- [PROBLEM REQUIREMENTS] Quote, without change, all of the lines that follow.

- [RECORD LIST]
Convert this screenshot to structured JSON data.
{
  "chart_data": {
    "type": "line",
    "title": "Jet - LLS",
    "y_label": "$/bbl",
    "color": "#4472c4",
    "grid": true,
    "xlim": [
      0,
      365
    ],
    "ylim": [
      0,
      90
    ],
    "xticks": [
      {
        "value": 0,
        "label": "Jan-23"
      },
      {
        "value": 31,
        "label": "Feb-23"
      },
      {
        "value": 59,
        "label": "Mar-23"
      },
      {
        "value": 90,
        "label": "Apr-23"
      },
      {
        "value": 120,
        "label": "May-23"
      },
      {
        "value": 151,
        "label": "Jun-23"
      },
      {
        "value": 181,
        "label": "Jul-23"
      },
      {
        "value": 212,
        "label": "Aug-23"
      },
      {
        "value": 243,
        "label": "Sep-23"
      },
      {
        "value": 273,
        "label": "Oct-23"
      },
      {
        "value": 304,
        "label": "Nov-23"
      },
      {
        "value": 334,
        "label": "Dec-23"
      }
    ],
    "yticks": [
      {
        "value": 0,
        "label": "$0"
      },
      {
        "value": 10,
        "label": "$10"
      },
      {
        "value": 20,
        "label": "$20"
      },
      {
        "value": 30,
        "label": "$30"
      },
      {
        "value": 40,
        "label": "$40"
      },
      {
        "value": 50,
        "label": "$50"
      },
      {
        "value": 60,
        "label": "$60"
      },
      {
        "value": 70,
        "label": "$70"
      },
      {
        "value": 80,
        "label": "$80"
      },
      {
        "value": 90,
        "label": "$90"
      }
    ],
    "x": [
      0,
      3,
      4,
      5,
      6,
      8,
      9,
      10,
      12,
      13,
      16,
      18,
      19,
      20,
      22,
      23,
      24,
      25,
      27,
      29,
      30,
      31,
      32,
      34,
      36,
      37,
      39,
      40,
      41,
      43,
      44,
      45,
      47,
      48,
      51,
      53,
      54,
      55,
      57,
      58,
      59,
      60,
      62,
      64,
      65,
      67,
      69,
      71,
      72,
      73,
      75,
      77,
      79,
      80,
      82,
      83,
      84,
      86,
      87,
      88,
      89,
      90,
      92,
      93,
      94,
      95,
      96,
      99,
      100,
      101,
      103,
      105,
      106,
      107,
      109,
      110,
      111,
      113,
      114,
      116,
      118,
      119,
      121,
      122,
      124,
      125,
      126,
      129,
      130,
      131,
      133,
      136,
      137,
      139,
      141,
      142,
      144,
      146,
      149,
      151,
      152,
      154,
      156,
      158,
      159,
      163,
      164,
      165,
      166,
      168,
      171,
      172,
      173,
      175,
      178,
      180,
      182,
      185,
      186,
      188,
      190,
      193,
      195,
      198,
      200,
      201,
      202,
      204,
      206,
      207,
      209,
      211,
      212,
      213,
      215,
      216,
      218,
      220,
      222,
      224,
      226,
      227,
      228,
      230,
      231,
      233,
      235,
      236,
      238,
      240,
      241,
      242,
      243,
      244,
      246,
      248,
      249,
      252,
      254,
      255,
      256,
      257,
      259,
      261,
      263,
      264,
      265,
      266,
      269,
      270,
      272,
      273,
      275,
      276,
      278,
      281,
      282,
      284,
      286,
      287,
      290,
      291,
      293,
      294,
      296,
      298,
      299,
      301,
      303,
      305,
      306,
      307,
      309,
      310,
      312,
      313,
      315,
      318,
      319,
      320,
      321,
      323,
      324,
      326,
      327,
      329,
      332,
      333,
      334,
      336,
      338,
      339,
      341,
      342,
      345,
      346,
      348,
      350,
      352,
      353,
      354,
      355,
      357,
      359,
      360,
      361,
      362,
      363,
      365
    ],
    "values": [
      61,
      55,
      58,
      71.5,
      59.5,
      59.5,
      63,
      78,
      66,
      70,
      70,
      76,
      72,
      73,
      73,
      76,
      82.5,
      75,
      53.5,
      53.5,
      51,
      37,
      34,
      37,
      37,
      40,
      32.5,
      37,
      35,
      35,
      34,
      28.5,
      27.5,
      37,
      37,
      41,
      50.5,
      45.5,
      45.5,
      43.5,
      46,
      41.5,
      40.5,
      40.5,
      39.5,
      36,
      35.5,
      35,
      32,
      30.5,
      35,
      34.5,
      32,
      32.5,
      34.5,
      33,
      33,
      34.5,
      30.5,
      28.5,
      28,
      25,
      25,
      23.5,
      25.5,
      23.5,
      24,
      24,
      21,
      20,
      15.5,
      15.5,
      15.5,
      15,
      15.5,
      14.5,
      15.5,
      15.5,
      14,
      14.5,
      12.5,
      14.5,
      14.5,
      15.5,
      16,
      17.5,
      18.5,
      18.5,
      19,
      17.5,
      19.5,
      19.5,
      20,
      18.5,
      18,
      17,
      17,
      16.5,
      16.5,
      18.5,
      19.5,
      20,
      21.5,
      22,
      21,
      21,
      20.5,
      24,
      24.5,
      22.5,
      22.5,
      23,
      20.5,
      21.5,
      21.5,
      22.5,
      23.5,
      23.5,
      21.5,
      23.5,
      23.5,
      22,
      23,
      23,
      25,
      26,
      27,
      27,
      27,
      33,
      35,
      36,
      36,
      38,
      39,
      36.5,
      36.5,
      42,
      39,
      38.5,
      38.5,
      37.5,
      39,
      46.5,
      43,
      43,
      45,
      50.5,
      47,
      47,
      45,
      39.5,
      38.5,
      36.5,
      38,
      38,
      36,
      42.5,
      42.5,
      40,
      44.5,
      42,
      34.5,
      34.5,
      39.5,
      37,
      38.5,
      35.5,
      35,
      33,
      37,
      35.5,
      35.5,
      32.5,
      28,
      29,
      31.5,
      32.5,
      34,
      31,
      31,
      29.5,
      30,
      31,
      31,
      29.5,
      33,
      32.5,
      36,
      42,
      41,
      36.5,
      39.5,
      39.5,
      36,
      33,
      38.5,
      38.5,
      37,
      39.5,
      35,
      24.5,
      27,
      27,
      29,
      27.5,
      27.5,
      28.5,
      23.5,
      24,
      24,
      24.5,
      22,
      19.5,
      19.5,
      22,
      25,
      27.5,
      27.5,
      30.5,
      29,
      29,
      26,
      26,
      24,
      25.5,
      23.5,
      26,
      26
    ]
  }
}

- [FINAL RESULT]
Convert this screenshot to structured JSON data.
{
  "chart_data": {
    "type": "line",
    "title": "Jet - LLS",
    "y_label": "$/bbl",
    "color": "#4472c4",
    "grid": true,
    "xlim": [
      0,
      365
    ],
    "ylim": [
      0,
      90
    ],
    "xticks": [
      {
        "value": 0,
        "label": "Jan-23"
      },
      {
        "value": 31,
        "label": "Feb-23"
      },
      {
        "value": 59,
        "label": "Mar-23"
      },
      {
        "value": 90,
        "label": "Apr-23"
      },
      {
        "value": 120,
        "label": "May-23"
      },
      {
        "value": 151,
        "label": "Jun-23"
      },
      {
        "value": 181,
        "label": "Jul-23"
      },
      {
        "value": 212,
        "label": "Aug-23"
      },
      {
        "value": 243,
        "label": "Sep-23"
      },
      {
        "value": 273,
        "label": "Oct-23"
      },
      {
        "value": 304,
        "label": "Nov-23"
      },
      {
        "value": 334,
        "label": "Dec-23"
      }
    ],
    "yticks": [
      {
        "value": 0,
        "label": "$0"
      },
      {
        "value": 10,
        "label": "$10"
      },
      {
        "value": 20,
        "label": "$20"
      },
      {
        "value": 30,
        "label": "$30"
      },
      {
        "value": 40,
        "label": "$40"
      },
      {
        "value": 50,
        "label": "$50"
      },
      {
        "value": 60,
        "label": "$60"
      },
      {
        "value": 70,
        "label": "$70"
      },
      {
        "value": 80,
        "label": "$80"
      },
      {
        "value": 90,
        "label": "$90"
      }
    ],
    "x": [
      0,
      3,
      4,
      5,
      6,
      8,
      9,
      10,
      12,
      13,
      16,
      18,
      19,
      20,
      22,
      23,
      24,
      25,
      27,
      29,
      30,
      31,
      32,
      34,
      36,
      37,
      39,
      40,
      41,
      43,
      44,
      45,
      47,
      48,
      51,
      53,
      54,
      55,
      57,
      58,
      59,
      60,
      62,
      64,
      65,
      67,
      69,
      71,
      72,
      73,
      75,
      77,
      79,
      80,
      82,
      83,
      84,
      86,
      87,
      88,
      89,
      90,
      92,
      93,
      94,
      95,
      96,
      99,
      100,
      101,
      103,
      105,
      106,
      107,
      109,
      110,
      111,
      113,
      114,
      116,
      118,
      119,
      121,
      122,
      124,
      125,
      126,
      129,
      130,
      131,
      133,
      136,
      137,
      139,
      141,
      142,
      144,
      146,
      149,
      151,
      152,
      154,
      156,
      158,
      159,
      163,
      164,
      165,
      166,
      168,
      171,
      172,
      173,
      175,
      178,
      180,
      182,
      185,
      186,
      188,
      190,
      193,
      195,
      198,
      200,
      201,
      202,
      204,
      206,
      207,
      209,
      211,
      212,
      213,
      215,
      216,
      218,
      220,
      222,
      224,
      226,
      227,
      228,
      230,
      231,
      233,
      235,
      236,
      238,
      240,
      241,
      242,
      243,
      244,
      246,
      248,
      249,
      252,
      254,
      255,
      256,
      257,
      259,
      261,
      263,
      264,
      265,
      266,
      269,
      270,
      272,
      273,
      275,
      276,
      278,
      281,
      282,
      284,
      286,
      287,
      290,
      291,
      293,
      294,
      296,
      298,
      299,
      301,
      303,
      305,
      306,
      307,
      309,
      310,
      312,
      313,
      315,
      318,
      319,
      320,
      321,
      323,
      324,
      326,
      327,
      329,
      332,
      333,
      334,
      336,
      338,
      339,
      341,
      342,
      345,
      346,
      348,
      350,
      352,
      353,
      354,
      355,
      357,
      359,
      360,
      361,
      362,
      363,
      365
    ],
    "values": [
      61,
      55,
      58,
      71.5,
      59.5,
      59.5,
      63,
      78,
      66,
      70,
      70,
      76,
      72,
      73,
      73,
      76,
      82.5,
      75,
      53.5,
      53.5,
      51,
      37,
      34,
      37,
      37,
      40,
      32.5,
      37,
      35,
      35,
      34,
      28.5,
      27.5,
      37,
      37,
      41,
      50.5,
      45.5,
      45.5,
      43.5,
      46,
      41.5,
      40.5,
      40.5,
      39.5,
      36,
      35.5,
      35,
      32,
      30.5,
      35,
      34.5,
      32,
      32.5,
      34.5,
      33,
      33,
      34.5,
      30.5,
      28.5,
      28,
      25,
      25,
      23.5,
      25.5,
      23.5,
      24,
      24,
      21,
      20,
      15.5,
      15.5,
      15.5,
      15,
      15.5,
      14.5,
      15.5,
      15.5,
      14,
      14.5,
      12.5,
      14.5,
      14.5,
      15.5,
      16,
      17.5,
      18.5,
      18.5,
      19,
      17.5,
      19.5,
      19.5,
      20,
      18.5,
      18,
      17,
      17,
      16.5,
      16.5,
      18.5,
      19.5,
      20,
      21.5,
      22,
      21,
      21,
      20.5,
      24,
      24.5,
      22.5,
      22.5,
      23,
      20.5,
      21.5,
      21.5,
      22.5,
      23.5,
      23.5,
      21.5,
      23.5,
      23.5,
      22,
      23,
      23,
      25,
      26,
      27,
      27,
      27,
      33,
      35,
      36,
      36,
      38,
      39,
      36.5,
      36.5,
      42,
      39,
      38.5,
      38.5,
      37.5,
      39,
      46.5,
      43,
      43,
      45,
      50.5,
      47,
      47,
      45,
      39.5,
      38.5,
      36.5,
      38,
      38,
      36,
      42.5,
      42.5,
      40,
      44.5,
      42,
      34.5,
      34.5,
      39.5,
      37,
      38.5,
      35.5,
      35,
      33,
      37,
      35.5,
      35.5,
      32.5,
      28,
      29,
      31.5,
      32.5,
      34,
      31,
      31,
      29.5,
      30,
      31,
      31,
      29.5,
      33,
      32.5,
      36,
      42,
      41,
      36.5,
      39.5,
      39.5,
      36,
      33,
      38.5,
      38.5,
      37,
      39.5,
      35,
      24.5,
      27,
      27,
      29,
      27.5,
      27.5,
      28.5,
      23.5,
      24,
      24,
      24.5,
      22,
      19.5,
      19.5,
      22,
      25,
      27.5,
      27.5,
      30.5,
      29,
      29,
      26,
      26,
      24,
      25.5,
      23.5,
      26,
      26
    ]
  }
}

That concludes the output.